TRY IT: From the records below, copy each line that has the word "JSON" in it.

(Items listed in a dataset)

··········

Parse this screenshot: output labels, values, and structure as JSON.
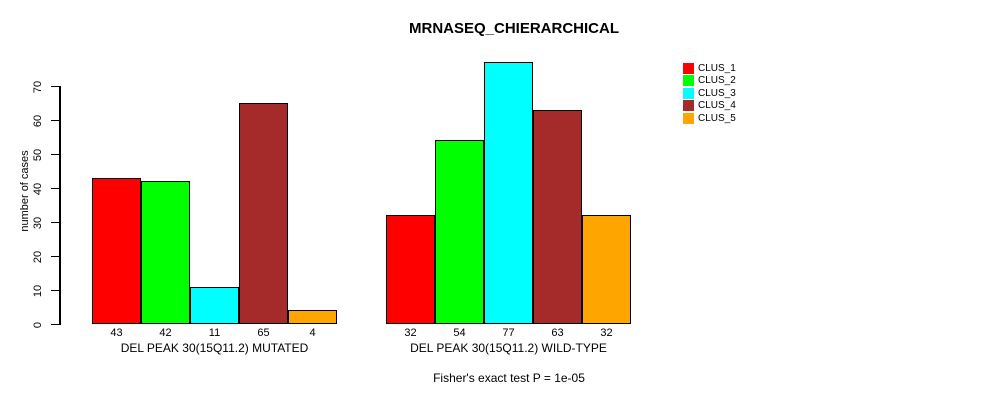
{
  "chart_data": {
    "type": "bar",
    "title": "MRNASEQ_CHIERARCHICAL",
    "ylabel": "number of cases",
    "xlabel": "",
    "ylim": [
      0,
      70
    ],
    "yticks": [
      0,
      10,
      20,
      30,
      40,
      50,
      60,
      70
    ],
    "grid": false,
    "series_names": [
      "CLUS_1",
      "CLUS_2",
      "CLUS_3",
      "CLUS_4",
      "CLUS_5"
    ],
    "colors": [
      "#ff0000",
      "#00ff00",
      "#00ffff",
      "#a52a2a",
      "#ffa500"
    ],
    "groups": [
      {
        "label": "DEL PEAK 30(15Q11.2) MUTATED",
        "values": [
          43,
          42,
          11,
          65,
          4
        ]
      },
      {
        "label": "DEL PEAK 30(15Q11.2) WILD-TYPE",
        "values": [
          32,
          54,
          77,
          63,
          32
        ]
      }
    ],
    "legend": {
      "position": "right",
      "entries": [
        {
          "label": "CLUS_1",
          "color": "#ff0000"
        },
        {
          "label": "CLUS_2",
          "color": "#00ff00"
        },
        {
          "label": "CLUS_3",
          "color": "#00ffff"
        },
        {
          "label": "CLUS_4",
          "color": "#a52a2a"
        },
        {
          "label": "CLUS_5",
          "color": "#ffa500"
        }
      ]
    },
    "footer": "Fisher's exact test P = 1e-05"
  }
}
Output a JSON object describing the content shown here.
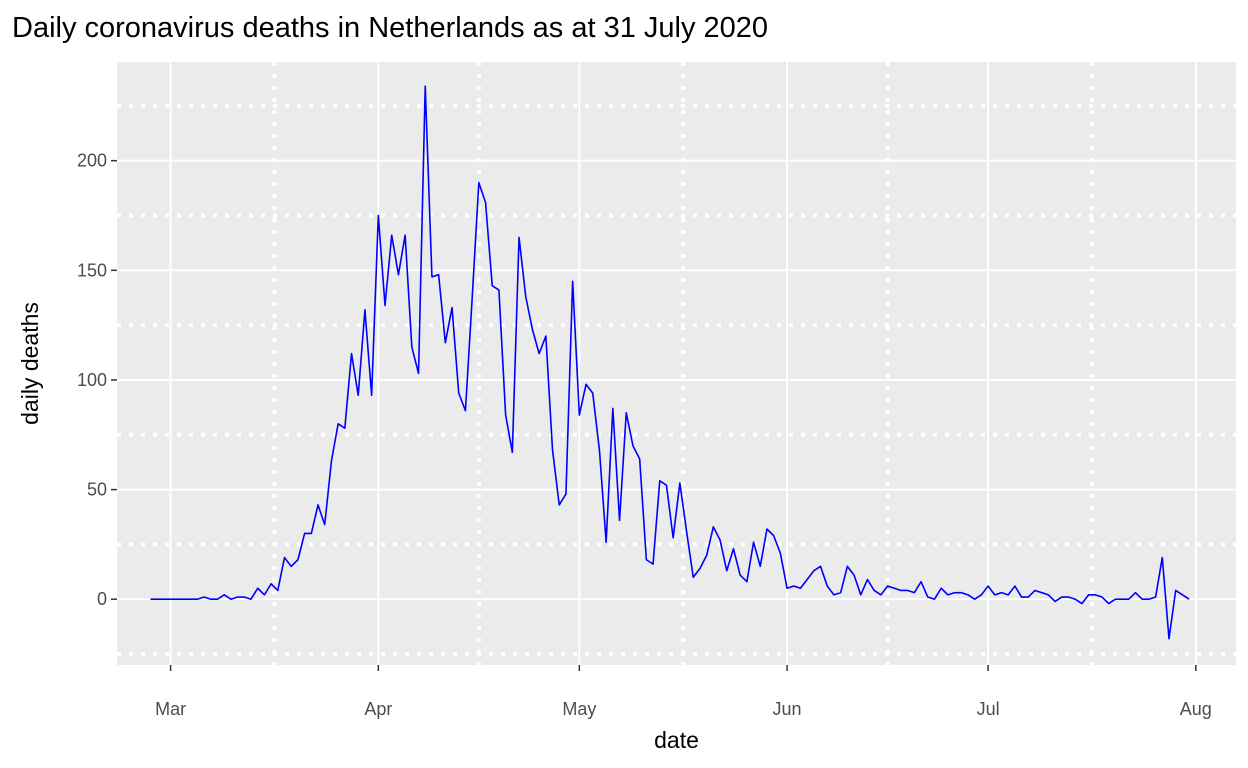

··········

ANSWER:
Parse this screenshot: output labels, values, and structure as JSON.
Output a JSON object describing the content shown here.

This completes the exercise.